**What you have to do:**
Repeat every one of the lines below verbatim, leaving out the pictures.

**Given data:**
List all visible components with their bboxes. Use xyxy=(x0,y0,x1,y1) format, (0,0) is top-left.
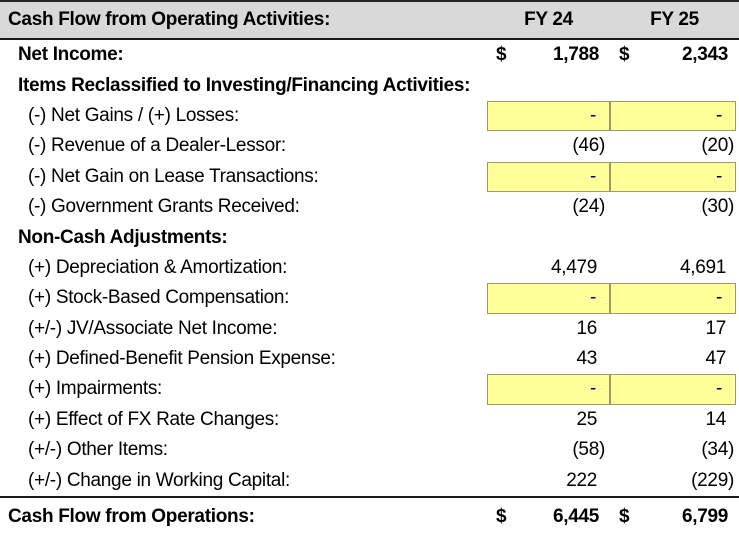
cell-fy25[interactable]: 47 xyxy=(705,348,726,370)
cell-fy24[interactable]: $1,788 xyxy=(487,40,610,70)
table-row: (+) Defined-Benefit Pension Expense: 43 47 xyxy=(0,344,739,374)
row-label: (-) Net Gains / (+) Losses: xyxy=(28,104,239,126)
cell-fy25[interactable]: 17 xyxy=(705,317,726,339)
total-fy24-value: 6,445 xyxy=(552,506,599,528)
total-cell-fy25[interactable]: $ 6,799 xyxy=(610,498,739,533)
total-fy25-value: 6,799 xyxy=(681,506,728,528)
cell-fy25[interactable]: (34) xyxy=(701,439,734,461)
input-cell-fy25[interactable]: - xyxy=(610,161,736,192)
total-row: Cash Flow from Operations: $ 6,445 $ 6,7… xyxy=(0,495,739,533)
row-label: (-) Revenue of a Dealer-Lessor: xyxy=(28,135,286,157)
row-label: (-) Net Gain on Lease Transactions: xyxy=(28,165,319,187)
cell-fy25[interactable]: (20) xyxy=(701,135,734,157)
fy25-value: 2,343 xyxy=(681,44,728,66)
input-cell-fy24[interactable]: - xyxy=(487,100,610,132)
cell-fy25[interactable]: $2,343 xyxy=(610,40,739,70)
total-cell-fy24[interactable]: $ 6,445 xyxy=(487,498,610,533)
row-label: (+) Effect of FX Rate Changes: xyxy=(28,408,279,430)
table-row: Items Reclassified to Investing/Financin… xyxy=(0,70,739,100)
cell-fy24[interactable]: (24) xyxy=(572,196,605,218)
table-row: (-) Net Gain on Lease Transactions: - - xyxy=(0,161,739,192)
row-label: (+/-) Change in Working Capital: xyxy=(28,469,290,491)
input-cell-fy24[interactable]: - xyxy=(487,161,610,192)
cell-fy24[interactable]: 43 xyxy=(576,348,597,370)
table-row: (+/-) Change in Working Capital: 222 (229) xyxy=(0,465,739,495)
row-label: Net Income: xyxy=(18,44,124,66)
table-row: (-) Net Gains / (+) Losses: - - xyxy=(0,100,739,132)
table-row: (+/-) JV/Associate Net Income: 16 17 xyxy=(0,314,739,344)
cell-fy24[interactable]: 222 xyxy=(566,469,597,491)
fy24-value: 1,788 xyxy=(552,44,599,66)
table-row: (+) Effect of FX Rate Changes: 25 14 xyxy=(0,405,739,435)
input-cell-fy25[interactable]: - xyxy=(610,283,736,314)
cell-fy24[interactable] xyxy=(487,222,610,252)
input-cell-fy24[interactable]: - xyxy=(487,374,610,405)
row-label: (+) Defined-Benefit Pension Expense: xyxy=(28,348,336,370)
dollar-sign: $ xyxy=(496,506,507,528)
cell-fy24[interactable]: (46) xyxy=(572,135,605,157)
row-label: (+) Impairments: xyxy=(28,378,163,400)
table-title: Cash Flow from Operating Activities: xyxy=(8,9,331,30)
header-row: Cash Flow from Operating Activities: FY … xyxy=(0,2,739,40)
row-label: Non-Cash Adjustments: xyxy=(18,226,228,248)
table-row: (+) Stock-Based Compensation: - - xyxy=(0,283,739,314)
dollar-sign: $ xyxy=(619,506,630,528)
cell-fy25[interactable] xyxy=(610,70,739,100)
table-row: (-) Government Grants Received: (24) (30) xyxy=(0,192,739,222)
cell-fy24[interactable]: 16 xyxy=(576,317,597,339)
table-body: Net Income: $1,788 $2,343 Items Reclassifie… xyxy=(0,40,739,496)
dollar-sign: $ xyxy=(496,44,507,66)
cell-fy24[interactable]: (58) xyxy=(572,439,605,461)
cell-fy24[interactable]: 25 xyxy=(576,408,597,430)
table-row: Non-Cash Adjustments: xyxy=(0,222,739,252)
cell-fy25[interactable]: (30) xyxy=(701,196,734,218)
dollar-sign: $ xyxy=(619,44,630,66)
row-label: (+) Depreciation & Amortization: xyxy=(28,256,288,278)
input-cell-fy25[interactable]: - xyxy=(610,100,736,132)
cell-fy25[interactable]: 4,691 xyxy=(679,256,726,278)
row-label: (-) Government Grants Received: xyxy=(28,196,300,218)
cell-fy24[interactable]: 4,479 xyxy=(550,256,597,278)
row-label: (+/-) JV/Associate Net Income: xyxy=(28,317,278,339)
table-row: (+) Depreciation & Amortization: 4,479 4,6… xyxy=(0,253,739,283)
input-cell-fy24[interactable]: - xyxy=(487,283,610,314)
row-label: (+/-) Other Items: xyxy=(28,439,168,461)
row-label: Items Reclassified to Investing/Financin… xyxy=(18,74,471,96)
cell-fy25[interactable]: (229) xyxy=(691,469,734,491)
table-row: Net Income: $1,788 $2,343 xyxy=(0,40,739,70)
input-cell-fy25[interactable]: - xyxy=(610,374,736,405)
column-header-fy24[interactable]: FY 24 xyxy=(524,9,573,30)
row-label: (+) Stock-Based Compensation: xyxy=(28,287,290,309)
total-row-label: Cash Flow from Operations: xyxy=(8,506,255,528)
table-row: (+) Impairments: - - xyxy=(0,374,739,405)
cell-fy25[interactable]: 14 xyxy=(705,408,726,430)
cell-fy25[interactable] xyxy=(610,222,739,252)
table-row: (-) Revenue of a Dealer-Lessor: (46) (20) xyxy=(0,131,739,161)
column-header-fy25[interactable]: FY 25 xyxy=(650,9,699,30)
table-row: (+/-) Other Items: (58) (34) xyxy=(0,435,739,465)
cell-fy24[interactable] xyxy=(487,70,610,100)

**Answer to this problem:**
List all visible components with their bboxes. Use xyxy=(x0,y0,x1,y1) format, (0,0) is top-left.
cell-fy25[interactable]: 47 xyxy=(705,348,726,370)
cell-fy24[interactable]: $1,788 xyxy=(487,40,610,70)
table-row: (+) Defined-Benefit Pension Expense: 43 47 xyxy=(0,344,739,374)
row-label: (-) Net Gains / (+) Losses: xyxy=(28,104,239,126)
cell-fy25[interactable]: 17 xyxy=(705,317,726,339)
total-fy24-value: 6,445 xyxy=(552,506,599,528)
total-cell-fy25[interactable]: $ 6,799 xyxy=(610,498,739,533)
total-fy25-value: 6,799 xyxy=(681,506,728,528)
cell-fy25[interactable]: (34) xyxy=(701,439,734,461)
input-cell-fy25[interactable]: - xyxy=(610,161,736,192)
total-row: Cash Flow from Operations: $ 6,445 $ 6,7… xyxy=(0,495,739,533)
row-label: (-) Revenue of a Dealer-Lessor: xyxy=(28,135,286,157)
row-label: (-) Net Gain on Lease Transactions: xyxy=(28,165,319,187)
cell-fy25[interactable]: (20) xyxy=(701,135,734,157)
fy25-value: 2,343 xyxy=(681,44,728,66)
input-cell-fy24[interactable]: - xyxy=(487,100,610,132)
cell-fy25[interactable]: $2,343 xyxy=(610,40,739,70)
total-cell-fy24[interactable]: $ 6,445 xyxy=(487,498,610,533)
row-label: (+) Effect of FX Rate Changes: xyxy=(28,408,279,430)
table-row: Items Reclassified to Investing/Financin… xyxy=(0,70,739,100)
cell-fy24[interactable]: (24) xyxy=(572,196,605,218)
table-row: (-) Net Gain on Lease Transactions: - - xyxy=(0,161,739,192)
row-label: (+/-) Change in Working Capital: xyxy=(28,469,290,491)
input-cell-fy24[interactable]: - xyxy=(487,161,610,192)
cell-fy24[interactable]: 43 xyxy=(576,348,597,370)
table-row: (+/-) Change in Working Capital: 222 (229) xyxy=(0,465,739,495)
row-label: Net Income: xyxy=(18,44,124,66)
table-row: (-) Net Gains / (+) Losses: - - xyxy=(0,100,739,132)
table-row: (+/-) JV/Associate Net Income: 16 17 xyxy=(0,314,739,344)
cell-fy24[interactable]: 222 xyxy=(566,469,597,491)
fy24-value: 1,788 xyxy=(552,44,599,66)
table-row: (+) Effect of FX Rate Changes: 25 14 xyxy=(0,405,739,435)
input-cell-fy25[interactable]: - xyxy=(610,283,736,314)
cell-fy24[interactable] xyxy=(487,222,610,252)
input-cell-fy24[interactable]: - xyxy=(487,374,610,405)
row-label: (+) Defined-Benefit Pension Expense: xyxy=(28,348,336,370)
dollar-sign: $ xyxy=(496,506,507,528)
cell-fy24[interactable]: (46) xyxy=(572,135,605,157)
row-label: (+) Impairments: xyxy=(28,378,163,400)
table-title: Cash Flow from Operating Activities: xyxy=(8,9,331,30)
header-row: Cash Flow from Operating Activities: FY … xyxy=(0,2,739,40)
row-label: Non-Cash Adjustments: xyxy=(18,226,228,248)
table-row: (+) Stock-Based Compensation: - - xyxy=(0,283,739,314)
dollar-sign: $ xyxy=(619,506,630,528)
cell-fy25[interactable] xyxy=(610,70,739,100)
table-row: (-) Government Grants Received: (24) (30) xyxy=(0,192,739,222)
cell-fy24[interactable]: 16 xyxy=(576,317,597,339)
table-body: Net Income: $1,788 $2,343 Items Reclassifie… xyxy=(0,40,739,496)
dollar-sign: $ xyxy=(496,44,507,66)
cell-fy24[interactable]: (58) xyxy=(572,439,605,461)
cell-fy24[interactable]: 25 xyxy=(576,408,597,430)
table-row: Non-Cash Adjustments: xyxy=(0,222,739,252)
cell-fy25[interactable]: (30) xyxy=(701,196,734,218)
dollar-sign: $ xyxy=(619,44,630,66)
row-label: (+) Depreciation & Amortization: xyxy=(28,256,288,278)
input-cell-fy25[interactable]: - xyxy=(610,100,736,132)
cell-fy25[interactable]: 4,691 xyxy=(679,256,726,278)
row-label: (-) Government Grants Received: xyxy=(28,196,300,218)
cell-fy24[interactable]: 4,479 xyxy=(550,256,597,278)
row-label: (+/-) JV/Associate Net Income: xyxy=(28,317,278,339)
table-row: (+) Depreciation & Amortization: 4,479 4,6… xyxy=(0,253,739,283)
input-cell-fy24[interactable]: - xyxy=(487,283,610,314)
row-label: (+/-) Other Items: xyxy=(28,439,168,461)
row-label: Items Reclassified to Investing/Financin… xyxy=(18,74,471,96)
cell-fy25[interactable]: (229) xyxy=(691,469,734,491)
table-row: Net Income: $1,788 $2,343 xyxy=(0,40,739,70)
input-cell-fy25[interactable]: - xyxy=(610,374,736,405)
column-header-fy24[interactable]: FY 24 xyxy=(524,9,573,30)
row-label: (+) Stock-Based Compensation: xyxy=(28,287,290,309)
total-row-label: Cash Flow from Operations: xyxy=(8,506,255,528)
table-row: (+) Impairments: - - xyxy=(0,374,739,405)
cell-fy25[interactable]: 14 xyxy=(705,408,726,430)
cell-fy25[interactable] xyxy=(610,222,739,252)
table-row: (-) Revenue of a Dealer-Lessor: (46) (20) xyxy=(0,131,739,161)
column-header-fy25[interactable]: FY 25 xyxy=(650,9,699,30)
table-row: (+/-) Other Items: (58) (34) xyxy=(0,435,739,465)
cell-fy24[interactable] xyxy=(487,70,610,100)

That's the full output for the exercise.